* WHAT YOU SHOULD DO:
Return the lines beginning at the one that contains "Read all visible content and emit it as JSON." and continuing to the end of the entries, including both ends, exactly as written and nothing else.

>> BEGIN DATA TO USE

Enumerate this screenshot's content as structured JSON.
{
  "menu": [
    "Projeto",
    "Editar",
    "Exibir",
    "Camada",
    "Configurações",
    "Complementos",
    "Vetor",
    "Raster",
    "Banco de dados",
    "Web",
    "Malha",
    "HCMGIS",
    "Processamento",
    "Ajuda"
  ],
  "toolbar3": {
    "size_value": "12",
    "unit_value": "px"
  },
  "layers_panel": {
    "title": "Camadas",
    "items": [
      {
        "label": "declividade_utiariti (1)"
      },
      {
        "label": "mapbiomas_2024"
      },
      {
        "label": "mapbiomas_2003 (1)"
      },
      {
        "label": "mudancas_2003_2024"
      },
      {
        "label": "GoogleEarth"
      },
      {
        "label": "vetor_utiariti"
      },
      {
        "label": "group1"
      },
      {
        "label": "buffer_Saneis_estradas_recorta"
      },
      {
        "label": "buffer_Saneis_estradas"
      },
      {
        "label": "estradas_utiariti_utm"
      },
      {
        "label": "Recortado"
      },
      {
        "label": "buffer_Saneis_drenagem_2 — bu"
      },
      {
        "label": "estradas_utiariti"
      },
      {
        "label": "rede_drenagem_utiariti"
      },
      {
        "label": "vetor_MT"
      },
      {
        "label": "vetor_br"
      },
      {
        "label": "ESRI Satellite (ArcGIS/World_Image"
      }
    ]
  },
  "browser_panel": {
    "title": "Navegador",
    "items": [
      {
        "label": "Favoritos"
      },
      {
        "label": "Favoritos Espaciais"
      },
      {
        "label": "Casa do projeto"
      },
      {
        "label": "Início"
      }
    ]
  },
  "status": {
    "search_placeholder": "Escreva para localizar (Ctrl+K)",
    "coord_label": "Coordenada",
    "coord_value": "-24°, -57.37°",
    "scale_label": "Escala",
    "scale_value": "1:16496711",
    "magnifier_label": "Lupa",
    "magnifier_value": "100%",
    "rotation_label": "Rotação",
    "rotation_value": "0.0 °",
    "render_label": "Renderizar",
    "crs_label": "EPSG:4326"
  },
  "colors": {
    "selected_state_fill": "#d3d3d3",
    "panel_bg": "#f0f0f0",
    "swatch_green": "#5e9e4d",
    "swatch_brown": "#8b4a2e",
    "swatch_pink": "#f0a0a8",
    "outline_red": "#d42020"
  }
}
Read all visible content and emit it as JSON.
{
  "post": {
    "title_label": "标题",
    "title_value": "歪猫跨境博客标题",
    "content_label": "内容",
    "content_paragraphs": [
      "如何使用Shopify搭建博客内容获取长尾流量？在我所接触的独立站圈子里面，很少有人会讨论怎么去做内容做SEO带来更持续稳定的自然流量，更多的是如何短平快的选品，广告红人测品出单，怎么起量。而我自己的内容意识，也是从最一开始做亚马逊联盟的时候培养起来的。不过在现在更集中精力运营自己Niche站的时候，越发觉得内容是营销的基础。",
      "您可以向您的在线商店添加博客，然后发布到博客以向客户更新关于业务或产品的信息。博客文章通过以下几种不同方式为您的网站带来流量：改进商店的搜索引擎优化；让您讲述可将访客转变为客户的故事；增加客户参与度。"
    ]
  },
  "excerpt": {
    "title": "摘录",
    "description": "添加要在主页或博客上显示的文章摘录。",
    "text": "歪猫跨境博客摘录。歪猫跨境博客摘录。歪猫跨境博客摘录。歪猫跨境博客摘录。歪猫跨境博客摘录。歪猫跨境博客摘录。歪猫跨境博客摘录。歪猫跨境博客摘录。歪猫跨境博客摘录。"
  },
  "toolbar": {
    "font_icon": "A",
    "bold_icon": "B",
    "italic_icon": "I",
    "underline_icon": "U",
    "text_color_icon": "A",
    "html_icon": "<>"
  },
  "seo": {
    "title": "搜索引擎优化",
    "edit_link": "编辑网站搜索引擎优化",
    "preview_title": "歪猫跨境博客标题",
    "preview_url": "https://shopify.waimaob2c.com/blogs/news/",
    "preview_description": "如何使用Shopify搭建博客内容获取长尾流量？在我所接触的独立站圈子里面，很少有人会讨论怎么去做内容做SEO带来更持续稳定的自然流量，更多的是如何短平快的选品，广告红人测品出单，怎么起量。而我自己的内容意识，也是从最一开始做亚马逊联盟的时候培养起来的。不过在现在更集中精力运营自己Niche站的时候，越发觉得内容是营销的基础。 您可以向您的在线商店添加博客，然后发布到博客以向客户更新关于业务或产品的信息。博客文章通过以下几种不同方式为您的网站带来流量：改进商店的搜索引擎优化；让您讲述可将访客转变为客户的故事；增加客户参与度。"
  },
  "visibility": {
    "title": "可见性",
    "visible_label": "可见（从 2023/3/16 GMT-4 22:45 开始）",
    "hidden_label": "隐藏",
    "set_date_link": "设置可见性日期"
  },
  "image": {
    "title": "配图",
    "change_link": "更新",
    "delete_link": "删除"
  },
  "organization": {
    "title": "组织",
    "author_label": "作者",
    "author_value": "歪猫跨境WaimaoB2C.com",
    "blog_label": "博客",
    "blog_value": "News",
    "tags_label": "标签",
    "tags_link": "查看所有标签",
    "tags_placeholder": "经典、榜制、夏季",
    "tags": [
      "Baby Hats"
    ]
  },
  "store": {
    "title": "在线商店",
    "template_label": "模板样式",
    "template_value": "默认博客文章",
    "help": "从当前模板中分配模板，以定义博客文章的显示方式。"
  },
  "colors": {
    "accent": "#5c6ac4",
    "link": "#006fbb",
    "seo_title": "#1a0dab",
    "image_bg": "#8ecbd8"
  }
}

>> END DATA TO USE

* THE RESULT:
Read all visible content and emit it as JSON.
{
  "post": {
    "title_label": "标题",
    "title_value": "歪猫跨境博客标题",
    "content_label": "内容",
    "content_paragraphs": [
      "如何使用Shopify搭建博客内容获取长尾流量？在我所接触的独立站圈子里面，很少有人会讨论怎么去做内容做SEO带来更持续稳定的自然流量，更多的是如何短平快的选品，广告红人测品出单，怎么起量。而我自己的内容意识，也是从最一开始做亚马逊联盟的时候培养起来的。不过在现在更集中精力运营自己Niche站的时候，越发觉得内容是营销的基础。",
      "您可以向您的在线商店添加博客，然后发布到博客以向客户更新关于业务或产品的信息。博客文章通过以下几种不同方式为您的网站带来流量：改进商店的搜索引擎优化；让您讲述可将访客转变为客户的故事；增加客户参与度。"
    ]
  },
  "excerpt": {
    "title": "摘录",
    "description": "添加要在主页或博客上显示的文章摘录。",
    "text": "歪猫跨境博客摘录。歪猫跨境博客摘录。歪猫跨境博客摘录。歪猫跨境博客摘录。歪猫跨境博客摘录。歪猫跨境博客摘录。歪猫跨境博客摘录。歪猫跨境博客摘录。歪猫跨境博客摘录。"
  },
  "toolbar": {
    "font_icon": "A",
    "bold_icon": "B",
    "italic_icon": "I",
    "underline_icon": "U",
    "text_color_icon": "A",
    "html_icon": "<>"
  },
  "seo": {
    "title": "搜索引擎优化",
    "edit_link": "编辑网站搜索引擎优化",
    "preview_title": "歪猫跨境博客标题",
    "preview_url": "https://shopify.waimaob2c.com/blogs/news/",
    "preview_description": "如何使用Shopify搭建博客内容获取长尾流量？在我所接触的独立站圈子里面，很少有人会讨论怎么去做内容做SEO带来更持续稳定的自然流量，更多的是如何短平快的选品，广告红人测品出单，怎么起量。而我自己的内容意识，也是从最一开始做亚马逊联盟的时候培养起来的。不过在现在更集中精力运营自己Niche站的时候，越发觉得内容是营销的基础。 您可以向您的在线商店添加博客，然后发布到博客以向客户更新关于业务或产品的信息。博客文章通过以下几种不同方式为您的网站带来流量：改进商店的搜索引擎优化；让您讲述可将访客转变为客户的故事；增加客户参与度。"
  },
  "visibility": {
    "title": "可见性",
    "visible_label": "可见（从 2023/3/16 GMT-4 22:45 开始）",
    "hidden_label": "隐藏",
    "set_date_link": "设置可见性日期"
  },
  "image": {
    "title": "配图",
    "change_link": "更新",
    "delete_link": "删除"
  },
  "organization": {
    "title": "组织",
    "author_label": "作者",
    "author_value": "歪猫跨境WaimaoB2C.com",
    "blog_label": "博客",
    "blog_value": "News",
    "tags_label": "标签",
    "tags_link": "查看所有标签",
    "tags_placeholder": "经典、榜制、夏季",
    "tags": [
      "Baby Hats"
    ]
  },
  "store": {
    "title": "在线商店",
    "template_label": "模板样式",
    "template_value": "默认博客文章",
    "help": "从当前模板中分配模板，以定义博客文章的显示方式。"
  },
  "colors": {
    "accent": "#5c6ac4",
    "link": "#006fbb",
    "seo_title": "#1a0dab",
    "image_bg": "#8ecbd8"
  }
}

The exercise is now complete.